## Work required
Pick out each line in the listing below that contains the string "tanh", matching case, and copy those lines.

Data records:
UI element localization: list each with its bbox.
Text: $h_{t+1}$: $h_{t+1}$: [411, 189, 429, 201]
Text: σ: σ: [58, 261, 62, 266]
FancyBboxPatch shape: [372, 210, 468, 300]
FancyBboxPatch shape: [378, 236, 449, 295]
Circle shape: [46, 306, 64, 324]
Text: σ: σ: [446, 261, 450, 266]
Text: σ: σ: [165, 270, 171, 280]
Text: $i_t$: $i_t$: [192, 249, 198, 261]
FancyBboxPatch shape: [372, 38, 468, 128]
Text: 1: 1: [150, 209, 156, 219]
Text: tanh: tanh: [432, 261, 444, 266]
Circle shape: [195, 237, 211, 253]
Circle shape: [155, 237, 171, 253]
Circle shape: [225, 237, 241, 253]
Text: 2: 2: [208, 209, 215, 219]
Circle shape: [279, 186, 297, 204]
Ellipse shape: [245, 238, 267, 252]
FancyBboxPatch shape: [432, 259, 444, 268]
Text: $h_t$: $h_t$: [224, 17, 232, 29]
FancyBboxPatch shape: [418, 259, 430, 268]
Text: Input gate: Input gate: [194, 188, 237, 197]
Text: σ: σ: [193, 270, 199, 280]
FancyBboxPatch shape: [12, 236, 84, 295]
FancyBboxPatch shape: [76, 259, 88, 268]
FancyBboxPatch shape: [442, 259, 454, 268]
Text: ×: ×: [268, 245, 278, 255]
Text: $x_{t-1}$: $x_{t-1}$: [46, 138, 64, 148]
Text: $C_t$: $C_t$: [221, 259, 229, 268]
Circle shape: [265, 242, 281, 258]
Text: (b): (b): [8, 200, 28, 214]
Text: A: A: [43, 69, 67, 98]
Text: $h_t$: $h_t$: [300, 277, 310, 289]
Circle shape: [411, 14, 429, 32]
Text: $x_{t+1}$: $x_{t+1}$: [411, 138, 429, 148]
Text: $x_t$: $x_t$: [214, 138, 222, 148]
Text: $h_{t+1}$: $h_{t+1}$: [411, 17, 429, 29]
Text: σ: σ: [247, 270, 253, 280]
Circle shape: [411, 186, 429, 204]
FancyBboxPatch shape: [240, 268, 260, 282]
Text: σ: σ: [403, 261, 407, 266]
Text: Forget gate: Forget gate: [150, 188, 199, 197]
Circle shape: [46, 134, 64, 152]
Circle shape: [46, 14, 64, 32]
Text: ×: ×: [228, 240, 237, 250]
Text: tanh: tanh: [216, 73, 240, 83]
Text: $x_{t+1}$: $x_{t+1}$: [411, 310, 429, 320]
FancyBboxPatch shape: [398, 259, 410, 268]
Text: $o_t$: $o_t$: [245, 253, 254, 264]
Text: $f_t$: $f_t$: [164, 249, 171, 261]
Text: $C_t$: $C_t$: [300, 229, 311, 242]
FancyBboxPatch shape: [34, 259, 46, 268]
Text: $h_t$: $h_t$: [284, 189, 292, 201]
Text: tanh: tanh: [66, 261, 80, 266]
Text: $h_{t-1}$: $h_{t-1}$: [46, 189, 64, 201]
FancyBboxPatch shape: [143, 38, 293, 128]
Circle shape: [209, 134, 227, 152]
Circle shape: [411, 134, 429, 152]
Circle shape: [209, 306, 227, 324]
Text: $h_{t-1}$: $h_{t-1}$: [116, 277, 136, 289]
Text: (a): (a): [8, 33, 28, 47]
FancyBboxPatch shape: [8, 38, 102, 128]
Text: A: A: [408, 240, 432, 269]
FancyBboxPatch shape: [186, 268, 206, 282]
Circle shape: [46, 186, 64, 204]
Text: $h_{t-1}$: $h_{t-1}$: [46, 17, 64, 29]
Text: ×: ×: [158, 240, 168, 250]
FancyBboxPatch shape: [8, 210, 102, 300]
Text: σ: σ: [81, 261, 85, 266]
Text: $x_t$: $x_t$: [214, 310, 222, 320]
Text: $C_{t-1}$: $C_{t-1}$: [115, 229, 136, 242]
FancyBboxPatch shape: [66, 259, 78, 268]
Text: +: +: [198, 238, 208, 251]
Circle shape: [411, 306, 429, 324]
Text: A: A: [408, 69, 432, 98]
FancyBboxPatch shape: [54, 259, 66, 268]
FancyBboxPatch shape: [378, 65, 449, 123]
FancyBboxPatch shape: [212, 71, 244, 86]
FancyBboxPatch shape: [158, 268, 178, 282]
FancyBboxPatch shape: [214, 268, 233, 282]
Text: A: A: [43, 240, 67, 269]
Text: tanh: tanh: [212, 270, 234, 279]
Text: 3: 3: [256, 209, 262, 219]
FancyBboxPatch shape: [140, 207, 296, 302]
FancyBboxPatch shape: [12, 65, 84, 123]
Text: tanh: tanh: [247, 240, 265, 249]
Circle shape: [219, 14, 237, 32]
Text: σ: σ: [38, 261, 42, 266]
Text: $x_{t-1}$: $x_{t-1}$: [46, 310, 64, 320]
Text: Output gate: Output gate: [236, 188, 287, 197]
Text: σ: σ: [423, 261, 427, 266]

## Answer for the task
Text: tanh: tanh: [432, 261, 444, 266]
Text: tanh: tanh: [216, 73, 240, 83]
Text: tanh: tanh: [66, 261, 80, 266]
Text: tanh: tanh: [212, 270, 234, 279]
Text: tanh: tanh: [247, 240, 265, 249]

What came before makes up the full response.